Problem details → Pull every line that holds the word "number" from the entries.

[Data extracted from a collection]
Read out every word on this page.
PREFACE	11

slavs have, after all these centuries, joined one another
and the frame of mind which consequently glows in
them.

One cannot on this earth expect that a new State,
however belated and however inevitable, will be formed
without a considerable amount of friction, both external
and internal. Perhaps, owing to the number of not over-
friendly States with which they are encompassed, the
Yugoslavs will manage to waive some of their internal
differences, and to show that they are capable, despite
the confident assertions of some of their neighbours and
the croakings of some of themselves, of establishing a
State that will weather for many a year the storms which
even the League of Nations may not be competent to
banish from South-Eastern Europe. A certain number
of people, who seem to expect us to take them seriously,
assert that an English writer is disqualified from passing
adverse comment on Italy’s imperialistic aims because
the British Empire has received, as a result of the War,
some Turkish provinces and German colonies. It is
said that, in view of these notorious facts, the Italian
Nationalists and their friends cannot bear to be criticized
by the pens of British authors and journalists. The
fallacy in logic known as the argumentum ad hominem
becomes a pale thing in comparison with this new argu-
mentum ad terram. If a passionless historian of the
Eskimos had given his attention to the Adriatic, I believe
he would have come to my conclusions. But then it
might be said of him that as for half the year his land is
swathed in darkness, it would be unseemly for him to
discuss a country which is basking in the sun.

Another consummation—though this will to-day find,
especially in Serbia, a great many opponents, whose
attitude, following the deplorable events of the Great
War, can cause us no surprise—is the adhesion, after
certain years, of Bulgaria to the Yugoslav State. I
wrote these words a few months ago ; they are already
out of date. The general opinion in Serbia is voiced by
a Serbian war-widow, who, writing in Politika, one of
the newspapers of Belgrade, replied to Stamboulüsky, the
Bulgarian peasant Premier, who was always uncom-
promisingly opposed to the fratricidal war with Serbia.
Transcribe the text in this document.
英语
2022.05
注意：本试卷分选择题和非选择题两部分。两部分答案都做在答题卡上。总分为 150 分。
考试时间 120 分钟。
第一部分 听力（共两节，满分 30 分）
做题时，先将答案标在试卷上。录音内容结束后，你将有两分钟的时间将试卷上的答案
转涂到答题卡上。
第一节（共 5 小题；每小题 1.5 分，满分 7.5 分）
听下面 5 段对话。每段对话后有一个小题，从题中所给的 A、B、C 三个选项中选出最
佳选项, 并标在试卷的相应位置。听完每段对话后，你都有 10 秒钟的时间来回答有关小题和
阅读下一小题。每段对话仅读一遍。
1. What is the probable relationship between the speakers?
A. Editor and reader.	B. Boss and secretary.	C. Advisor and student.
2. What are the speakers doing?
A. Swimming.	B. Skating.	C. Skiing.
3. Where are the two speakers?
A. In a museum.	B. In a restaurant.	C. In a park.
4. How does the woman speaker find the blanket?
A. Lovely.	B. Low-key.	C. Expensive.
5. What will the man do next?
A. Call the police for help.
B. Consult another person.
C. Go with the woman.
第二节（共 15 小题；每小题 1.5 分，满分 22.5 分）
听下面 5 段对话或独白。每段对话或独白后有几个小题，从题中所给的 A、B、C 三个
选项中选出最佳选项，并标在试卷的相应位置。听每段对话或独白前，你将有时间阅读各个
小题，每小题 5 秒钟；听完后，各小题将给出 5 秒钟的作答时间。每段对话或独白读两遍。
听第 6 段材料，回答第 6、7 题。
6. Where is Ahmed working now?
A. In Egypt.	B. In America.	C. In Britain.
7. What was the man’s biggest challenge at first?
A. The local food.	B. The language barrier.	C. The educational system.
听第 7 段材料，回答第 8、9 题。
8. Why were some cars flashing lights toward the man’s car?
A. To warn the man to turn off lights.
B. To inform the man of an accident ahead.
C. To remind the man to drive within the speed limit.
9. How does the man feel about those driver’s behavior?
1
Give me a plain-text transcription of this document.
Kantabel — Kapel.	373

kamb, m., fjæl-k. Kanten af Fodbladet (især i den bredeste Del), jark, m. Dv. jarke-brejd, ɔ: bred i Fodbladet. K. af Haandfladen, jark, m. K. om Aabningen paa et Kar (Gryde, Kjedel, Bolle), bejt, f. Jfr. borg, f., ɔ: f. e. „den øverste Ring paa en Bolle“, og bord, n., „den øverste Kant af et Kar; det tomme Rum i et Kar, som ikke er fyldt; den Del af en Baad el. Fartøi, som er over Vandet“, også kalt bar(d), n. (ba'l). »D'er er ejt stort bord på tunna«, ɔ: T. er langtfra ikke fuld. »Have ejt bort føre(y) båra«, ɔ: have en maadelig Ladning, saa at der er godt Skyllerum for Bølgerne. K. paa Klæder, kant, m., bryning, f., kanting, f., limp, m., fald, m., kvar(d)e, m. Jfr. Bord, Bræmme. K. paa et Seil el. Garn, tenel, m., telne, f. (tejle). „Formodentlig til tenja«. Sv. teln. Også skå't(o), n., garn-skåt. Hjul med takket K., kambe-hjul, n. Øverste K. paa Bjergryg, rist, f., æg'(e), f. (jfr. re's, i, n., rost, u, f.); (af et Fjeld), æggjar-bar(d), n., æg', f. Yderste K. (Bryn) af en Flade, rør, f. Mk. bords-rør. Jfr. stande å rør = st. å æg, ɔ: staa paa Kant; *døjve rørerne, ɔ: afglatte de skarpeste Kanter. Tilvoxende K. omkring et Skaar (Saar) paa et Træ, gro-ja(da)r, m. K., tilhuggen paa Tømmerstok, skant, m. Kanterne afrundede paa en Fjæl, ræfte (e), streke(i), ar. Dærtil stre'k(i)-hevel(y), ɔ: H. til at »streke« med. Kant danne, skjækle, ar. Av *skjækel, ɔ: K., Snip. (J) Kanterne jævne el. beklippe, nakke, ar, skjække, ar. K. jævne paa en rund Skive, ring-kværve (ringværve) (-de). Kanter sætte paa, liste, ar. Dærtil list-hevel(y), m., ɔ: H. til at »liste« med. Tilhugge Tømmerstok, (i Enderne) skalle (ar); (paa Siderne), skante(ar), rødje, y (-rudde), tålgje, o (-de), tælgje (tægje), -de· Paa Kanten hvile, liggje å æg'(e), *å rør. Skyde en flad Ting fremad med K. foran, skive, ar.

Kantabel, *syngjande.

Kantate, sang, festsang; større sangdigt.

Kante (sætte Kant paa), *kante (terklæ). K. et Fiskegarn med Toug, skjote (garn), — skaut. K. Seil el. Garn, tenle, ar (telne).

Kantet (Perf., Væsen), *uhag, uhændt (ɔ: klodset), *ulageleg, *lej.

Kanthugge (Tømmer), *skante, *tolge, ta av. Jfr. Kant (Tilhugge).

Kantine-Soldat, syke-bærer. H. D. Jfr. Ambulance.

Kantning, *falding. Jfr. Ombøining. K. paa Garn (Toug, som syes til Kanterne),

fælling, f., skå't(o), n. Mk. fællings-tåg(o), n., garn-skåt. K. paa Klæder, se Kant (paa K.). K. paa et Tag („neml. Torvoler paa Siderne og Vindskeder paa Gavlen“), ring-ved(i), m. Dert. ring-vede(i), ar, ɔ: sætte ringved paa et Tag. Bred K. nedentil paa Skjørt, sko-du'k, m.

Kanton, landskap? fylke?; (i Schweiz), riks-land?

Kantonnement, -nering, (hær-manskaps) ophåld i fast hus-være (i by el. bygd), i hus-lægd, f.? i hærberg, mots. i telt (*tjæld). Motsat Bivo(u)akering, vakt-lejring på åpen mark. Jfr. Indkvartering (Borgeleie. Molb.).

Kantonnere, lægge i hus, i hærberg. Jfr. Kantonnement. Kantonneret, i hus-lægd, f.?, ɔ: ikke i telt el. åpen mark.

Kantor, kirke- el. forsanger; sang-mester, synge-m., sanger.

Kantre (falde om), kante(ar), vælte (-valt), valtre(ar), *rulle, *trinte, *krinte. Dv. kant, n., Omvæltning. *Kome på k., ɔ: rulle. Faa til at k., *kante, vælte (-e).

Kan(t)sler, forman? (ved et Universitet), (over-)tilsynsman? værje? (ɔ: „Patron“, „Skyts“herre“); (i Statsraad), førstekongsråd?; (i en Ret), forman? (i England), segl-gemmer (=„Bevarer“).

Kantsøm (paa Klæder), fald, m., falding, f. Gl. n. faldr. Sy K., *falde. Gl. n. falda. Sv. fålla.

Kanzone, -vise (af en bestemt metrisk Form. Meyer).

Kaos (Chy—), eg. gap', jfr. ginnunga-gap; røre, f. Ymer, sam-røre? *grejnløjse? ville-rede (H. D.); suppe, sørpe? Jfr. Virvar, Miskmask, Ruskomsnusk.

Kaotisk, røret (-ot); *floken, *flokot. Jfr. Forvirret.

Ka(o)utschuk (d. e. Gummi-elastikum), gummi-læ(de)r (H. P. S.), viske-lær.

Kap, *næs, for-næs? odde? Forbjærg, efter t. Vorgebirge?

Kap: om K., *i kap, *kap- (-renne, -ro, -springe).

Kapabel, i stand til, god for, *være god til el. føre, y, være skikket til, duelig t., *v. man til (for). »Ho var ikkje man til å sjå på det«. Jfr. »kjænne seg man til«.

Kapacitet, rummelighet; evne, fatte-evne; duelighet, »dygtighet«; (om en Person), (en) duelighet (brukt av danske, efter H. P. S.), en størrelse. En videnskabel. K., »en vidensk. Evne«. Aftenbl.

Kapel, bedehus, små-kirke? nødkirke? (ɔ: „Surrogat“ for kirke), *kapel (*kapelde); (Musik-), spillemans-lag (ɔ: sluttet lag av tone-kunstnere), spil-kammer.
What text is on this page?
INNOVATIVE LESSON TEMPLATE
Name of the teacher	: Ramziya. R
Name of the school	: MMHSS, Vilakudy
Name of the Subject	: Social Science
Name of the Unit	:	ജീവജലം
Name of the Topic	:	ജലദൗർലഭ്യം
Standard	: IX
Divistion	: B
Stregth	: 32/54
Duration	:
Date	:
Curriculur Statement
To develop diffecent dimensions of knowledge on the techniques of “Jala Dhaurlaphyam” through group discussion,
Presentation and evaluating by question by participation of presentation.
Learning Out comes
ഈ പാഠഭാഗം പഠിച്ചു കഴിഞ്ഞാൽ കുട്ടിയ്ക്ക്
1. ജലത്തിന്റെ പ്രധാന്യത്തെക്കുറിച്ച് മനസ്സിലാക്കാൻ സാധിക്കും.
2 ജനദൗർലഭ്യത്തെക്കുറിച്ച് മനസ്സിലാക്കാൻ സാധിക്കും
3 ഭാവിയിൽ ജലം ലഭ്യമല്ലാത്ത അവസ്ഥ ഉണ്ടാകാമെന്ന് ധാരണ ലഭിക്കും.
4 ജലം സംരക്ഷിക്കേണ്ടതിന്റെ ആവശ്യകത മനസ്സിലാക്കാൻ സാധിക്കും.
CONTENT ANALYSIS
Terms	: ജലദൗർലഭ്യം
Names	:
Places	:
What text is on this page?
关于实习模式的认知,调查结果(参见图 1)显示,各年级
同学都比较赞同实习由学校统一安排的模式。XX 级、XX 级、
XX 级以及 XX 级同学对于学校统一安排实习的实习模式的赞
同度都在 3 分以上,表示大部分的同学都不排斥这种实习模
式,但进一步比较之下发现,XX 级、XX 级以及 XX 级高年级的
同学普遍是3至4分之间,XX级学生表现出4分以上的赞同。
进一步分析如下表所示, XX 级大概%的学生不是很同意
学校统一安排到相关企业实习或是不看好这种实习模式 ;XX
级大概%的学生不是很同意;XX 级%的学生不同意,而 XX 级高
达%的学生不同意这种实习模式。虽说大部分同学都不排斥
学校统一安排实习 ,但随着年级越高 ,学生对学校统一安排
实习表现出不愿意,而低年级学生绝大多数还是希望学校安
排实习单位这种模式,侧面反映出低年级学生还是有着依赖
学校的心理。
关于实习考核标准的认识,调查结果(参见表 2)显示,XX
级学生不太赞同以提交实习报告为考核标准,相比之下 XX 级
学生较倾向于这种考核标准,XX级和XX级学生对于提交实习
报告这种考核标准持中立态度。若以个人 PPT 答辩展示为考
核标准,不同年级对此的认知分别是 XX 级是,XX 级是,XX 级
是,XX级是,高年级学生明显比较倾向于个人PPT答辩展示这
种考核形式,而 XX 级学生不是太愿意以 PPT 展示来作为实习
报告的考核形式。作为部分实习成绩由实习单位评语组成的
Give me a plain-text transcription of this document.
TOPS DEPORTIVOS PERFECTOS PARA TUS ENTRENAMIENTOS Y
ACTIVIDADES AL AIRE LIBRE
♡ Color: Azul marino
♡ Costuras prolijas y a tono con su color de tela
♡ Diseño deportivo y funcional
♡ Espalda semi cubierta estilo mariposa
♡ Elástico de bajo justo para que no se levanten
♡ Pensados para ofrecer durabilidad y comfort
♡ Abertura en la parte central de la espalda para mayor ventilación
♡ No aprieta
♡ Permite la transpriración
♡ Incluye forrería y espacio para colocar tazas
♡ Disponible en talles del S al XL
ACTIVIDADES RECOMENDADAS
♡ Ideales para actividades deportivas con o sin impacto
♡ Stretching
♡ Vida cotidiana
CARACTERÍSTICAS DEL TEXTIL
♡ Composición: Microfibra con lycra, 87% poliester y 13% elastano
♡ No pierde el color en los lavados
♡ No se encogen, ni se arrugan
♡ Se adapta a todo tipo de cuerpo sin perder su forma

Exercise response →
and internal. Perhaps, owing to the number of not over-
banish from South-Eastern Europe. A certain number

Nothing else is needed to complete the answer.